Exercise objective: Extract from the listing each line in which the word "JSON" appears.

Material to process:
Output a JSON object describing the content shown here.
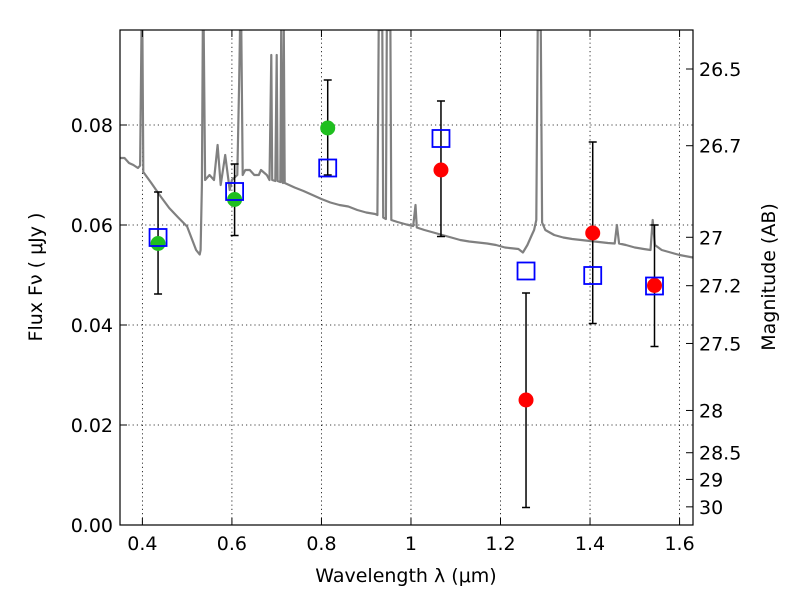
{
  "chart_data": {
    "type": "scatter",
    "xlabel": "Wavelength  λ (μm)",
    "ylabel": "Flux  Fν  ( μJy )",
    "y2label": "Magnitude (AB)",
    "xlim": [
      0.35,
      1.63
    ],
    "ylim": [
      0.0,
      0.099
    ],
    "grid": true,
    "x_ticks": [
      0.4,
      0.6,
      0.8,
      1.0,
      1.2,
      1.4,
      1.6
    ],
    "x_tick_labels": [
      "0.4",
      "0.6",
      "0.8",
      "1",
      "1.2",
      "1.4",
      "1.6"
    ],
    "y_ticks": [
      0.0,
      0.02,
      0.04,
      0.06,
      0.08
    ],
    "y_tick_labels": [
      "0.00",
      "0.02",
      "0.04",
      "0.06",
      "0.08"
    ],
    "y2_ticks": [
      {
        "label": "26.5",
        "value": 26.5
      },
      {
        "label": "26.7",
        "value": 26.7
      },
      {
        "label": "27",
        "value": 27.0
      },
      {
        "label": "27.2",
        "value": 27.2
      },
      {
        "label": "27.5",
        "value": 27.5
      },
      {
        "label": "28",
        "value": 28.0
      },
      {
        "label": "28.5",
        "value": 28.5
      },
      {
        "label": "29",
        "value": 29.0
      },
      {
        "label": "30",
        "value": 30.0
      }
    ],
    "series": [
      {
        "marker": "circle",
        "color": "#1fbf1f",
        "points": [
          {
            "x": 0.435,
            "y": 0.0563
          },
          {
            "x": 0.606,
            "y": 0.0651
          },
          {
            "x": 0.814,
            "y": 0.0794
          }
        ]
      },
      {
        "marker": "circle",
        "color": "#ff0000",
        "points": [
          {
            "x": 1.067,
            "y": 0.071
          },
          {
            "x": 1.257,
            "y": 0.025
          },
          {
            "x": 1.406,
            "y": 0.0584
          },
          {
            "x": 1.544,
            "y": 0.0479
          }
        ]
      },
      {
        "marker": "square-open",
        "color": "#0000ff",
        "points": [
          {
            "x": 0.435,
            "y": 0.0575
          },
          {
            "x": 0.606,
            "y": 0.0667
          },
          {
            "x": 0.814,
            "y": 0.0714
          },
          {
            "x": 1.067,
            "y": 0.0773
          },
          {
            "x": 1.257,
            "y": 0.0508
          },
          {
            "x": 1.406,
            "y": 0.0499
          },
          {
            "x": 1.544,
            "y": 0.0478
          }
        ]
      }
    ],
    "error_bars": [
      {
        "x": 0.435,
        "y_low": 0.0462,
        "y_high": 0.0666
      },
      {
        "x": 0.606,
        "y_low": 0.0579,
        "y_high": 0.0722
      },
      {
        "x": 0.814,
        "y_low": 0.07,
        "y_high": 0.089
      },
      {
        "x": 1.067,
        "y_low": 0.0577,
        "y_high": 0.0848
      },
      {
        "x": 1.257,
        "y_low": 0.0035,
        "y_high": 0.0464
      },
      {
        "x": 1.406,
        "y_low": 0.0403,
        "y_high": 0.0766
      },
      {
        "x": 1.544,
        "y_low": 0.0357,
        "y_high": 0.06
      }
    ],
    "model_spectrum": {
      "color": "#808080",
      "points": [
        [
          0.35,
          0.0734
        ],
        [
          0.36,
          0.0734
        ],
        [
          0.37,
          0.0724
        ],
        [
          0.38,
          0.072
        ],
        [
          0.39,
          0.0714
        ],
        [
          0.395,
          0.0719
        ],
        [
          0.398,
          0.099
        ],
        [
          0.4,
          0.099
        ],
        [
          0.402,
          0.0706
        ],
        [
          0.42,
          0.0684
        ],
        [
          0.44,
          0.0658
        ],
        [
          0.46,
          0.0634
        ],
        [
          0.48,
          0.0615
        ],
        [
          0.5,
          0.0597
        ],
        [
          0.52,
          0.055
        ],
        [
          0.528,
          0.0541
        ],
        [
          0.53,
          0.055
        ],
        [
          0.533,
          0.068
        ],
        [
          0.535,
          0.099
        ],
        [
          0.537,
          0.099
        ],
        [
          0.54,
          0.069
        ],
        [
          0.55,
          0.07
        ],
        [
          0.56,
          0.069
        ],
        [
          0.568,
          0.076
        ],
        [
          0.575,
          0.068
        ],
        [
          0.585,
          0.074
        ],
        [
          0.595,
          0.067
        ],
        [
          0.6,
          0.069
        ],
        [
          0.612,
          0.07
        ],
        [
          0.616,
          0.088
        ],
        [
          0.618,
          0.099
        ],
        [
          0.621,
          0.099
        ],
        [
          0.624,
          0.07
        ],
        [
          0.63,
          0.071
        ],
        [
          0.64,
          0.071
        ],
        [
          0.65,
          0.07
        ],
        [
          0.66,
          0.07
        ],
        [
          0.665,
          0.071
        ],
        [
          0.678,
          0.07
        ],
        [
          0.684,
          0.069
        ],
        [
          0.688,
          0.094
        ],
        [
          0.69,
          0.069
        ],
        [
          0.697,
          0.0688
        ],
        [
          0.7,
          0.094
        ],
        [
          0.702,
          0.0688
        ],
        [
          0.708,
          0.0686
        ],
        [
          0.71,
          0.099
        ],
        [
          0.712,
          0.0686
        ],
        [
          0.714,
          0.0684
        ],
        [
          0.716,
          0.099
        ],
        [
          0.718,
          0.0684
        ],
        [
          0.74,
          0.0675
        ],
        [
          0.76,
          0.0668
        ],
        [
          0.78,
          0.066
        ],
        [
          0.8,
          0.0652
        ],
        [
          0.82,
          0.0645
        ],
        [
          0.84,
          0.064
        ],
        [
          0.86,
          0.0637
        ],
        [
          0.88,
          0.063
        ],
        [
          0.9,
          0.0625
        ],
        [
          0.92,
          0.0622
        ],
        [
          0.925,
          0.062
        ],
        [
          0.928,
          0.099
        ],
        [
          0.936,
          0.099
        ],
        [
          0.938,
          0.0615
        ],
        [
          0.944,
          0.0612
        ],
        [
          0.946,
          0.099
        ],
        [
          0.954,
          0.099
        ],
        [
          0.956,
          0.061
        ],
        [
          0.97,
          0.0606
        ],
        [
          0.99,
          0.0601
        ],
        [
          1.005,
          0.0598
        ],
        [
          1.01,
          0.064
        ],
        [
          1.013,
          0.0595
        ],
        [
          1.03,
          0.059
        ],
        [
          1.05,
          0.0585
        ],
        [
          1.07,
          0.058
        ],
        [
          1.09,
          0.0575
        ],
        [
          1.11,
          0.057
        ],
        [
          1.13,
          0.0567
        ],
        [
          1.15,
          0.0565
        ],
        [
          1.17,
          0.0563
        ],
        [
          1.19,
          0.056
        ],
        [
          1.21,
          0.0555
        ],
        [
          1.23,
          0.0553
        ],
        [
          1.24,
          0.0552
        ],
        [
          1.25,
          0.0545
        ],
        [
          1.26,
          0.056
        ],
        [
          1.27,
          0.058
        ],
        [
          1.275,
          0.059
        ],
        [
          1.28,
          0.061
        ],
        [
          1.283,
          0.099
        ],
        [
          1.29,
          0.099
        ],
        [
          1.293,
          0.0605
        ],
        [
          1.3,
          0.059
        ],
        [
          1.32,
          0.058
        ],
        [
          1.34,
          0.0575
        ],
        [
          1.36,
          0.0572
        ],
        [
          1.38,
          0.057
        ],
        [
          1.4,
          0.0568
        ],
        [
          1.42,
          0.0566
        ],
        [
          1.44,
          0.0564
        ],
        [
          1.455,
          0.0563
        ],
        [
          1.46,
          0.06
        ],
        [
          1.465,
          0.0563
        ],
        [
          1.48,
          0.056
        ],
        [
          1.5,
          0.0555
        ],
        [
          1.52,
          0.0552
        ],
        [
          1.535,
          0.055
        ],
        [
          1.54,
          0.061
        ],
        [
          1.545,
          0.056
        ],
        [
          1.56,
          0.055
        ],
        [
          1.58,
          0.0545
        ],
        [
          1.6,
          0.054
        ],
        [
          1.63,
          0.0535
        ]
      ]
    }
  }
}
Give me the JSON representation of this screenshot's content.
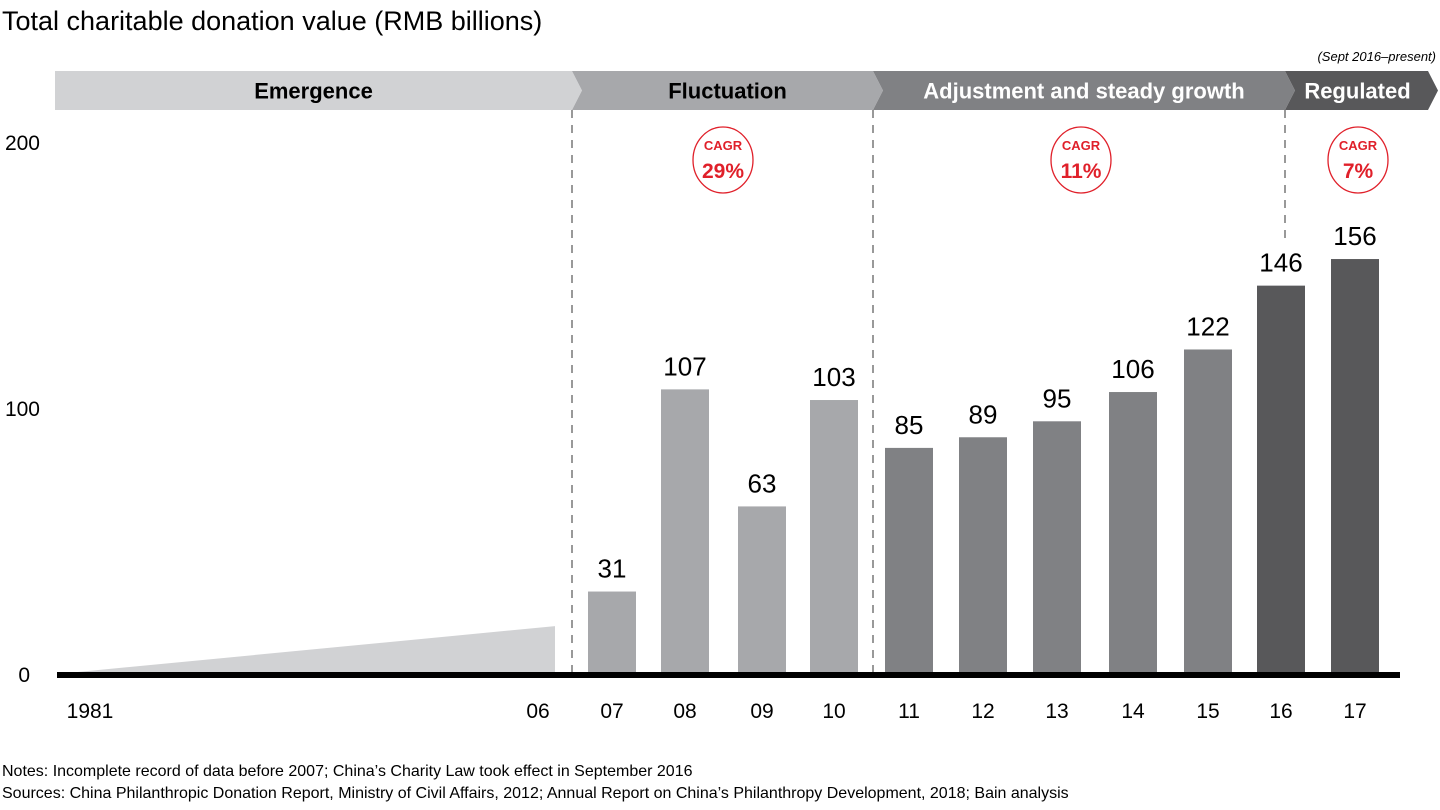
{
  "chart_data": {
    "type": "bar",
    "title": "Total charitable donation value (RMB billions)",
    "xlabel": "",
    "ylabel": "",
    "ylim": [
      0,
      200
    ],
    "yticks": [
      0,
      100,
      200
    ],
    "grid": false,
    "categories": [
      "1981",
      "06",
      "07",
      "08",
      "09",
      "10",
      "11",
      "12",
      "13",
      "14",
      "15",
      "16",
      "17"
    ],
    "emergence_wedge": {
      "from_label": "1981",
      "to_label": "06",
      "start_value": 0,
      "end_value_approx": 18,
      "note": "unlabeled shaded area representing incomplete data 1981–2006"
    },
    "bars": [
      {
        "label": "07",
        "value": 31,
        "phase": "Fluctuation"
      },
      {
        "label": "08",
        "value": 107,
        "phase": "Fluctuation"
      },
      {
        "label": "09",
        "value": 63,
        "phase": "Fluctuation"
      },
      {
        "label": "10",
        "value": 103,
        "phase": "Fluctuation"
      },
      {
        "label": "11",
        "value": 85,
        "phase": "Adjustment and steady growth"
      },
      {
        "label": "12",
        "value": 89,
        "phase": "Adjustment and steady growth"
      },
      {
        "label": "13",
        "value": 95,
        "phase": "Adjustment and steady growth"
      },
      {
        "label": "14",
        "value": 106,
        "phase": "Adjustment and steady growth"
      },
      {
        "label": "15",
        "value": 122,
        "phase": "Adjustment and steady growth"
      },
      {
        "label": "16",
        "value": 146,
        "phase": "Regulated"
      },
      {
        "label": "17",
        "value": 156,
        "phase": "Regulated"
      }
    ],
    "phases": [
      {
        "name": "Emergence",
        "color": "#d1d2d4",
        "text_color": "#000000"
      },
      {
        "name": "Fluctuation",
        "color": "#a7a8ab",
        "text_color": "#000000"
      },
      {
        "name": "Adjustment and steady growth",
        "color": "#808184",
        "text_color": "#ffffff"
      },
      {
        "name": "Regulated",
        "color": "#58585a",
        "text_color": "#ffffff",
        "note": "(Sept 2016–present)"
      }
    ],
    "cagr": [
      {
        "label": "CAGR",
        "value": "29%",
        "phase": "Fluctuation"
      },
      {
        "label": "CAGR",
        "value": "11%",
        "phase": "Adjustment and steady growth"
      },
      {
        "label": "CAGR",
        "value": "7%",
        "phase": "Regulated"
      }
    ],
    "accent_color": "#e0202a"
  },
  "notes": "Notes: Incomplete record of data before 2007; China’s Charity Law took effect in September 2016",
  "sources": "Sources: China Philanthropic Donation Report, Ministry of Civil Affairs, 2012; Annual Report on China’s Philanthropy Development, 2018; Bain analysis"
}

Output of the task:
Output a JSON object describing the content shown here.
Give me the JSON representation of this screenshot's content.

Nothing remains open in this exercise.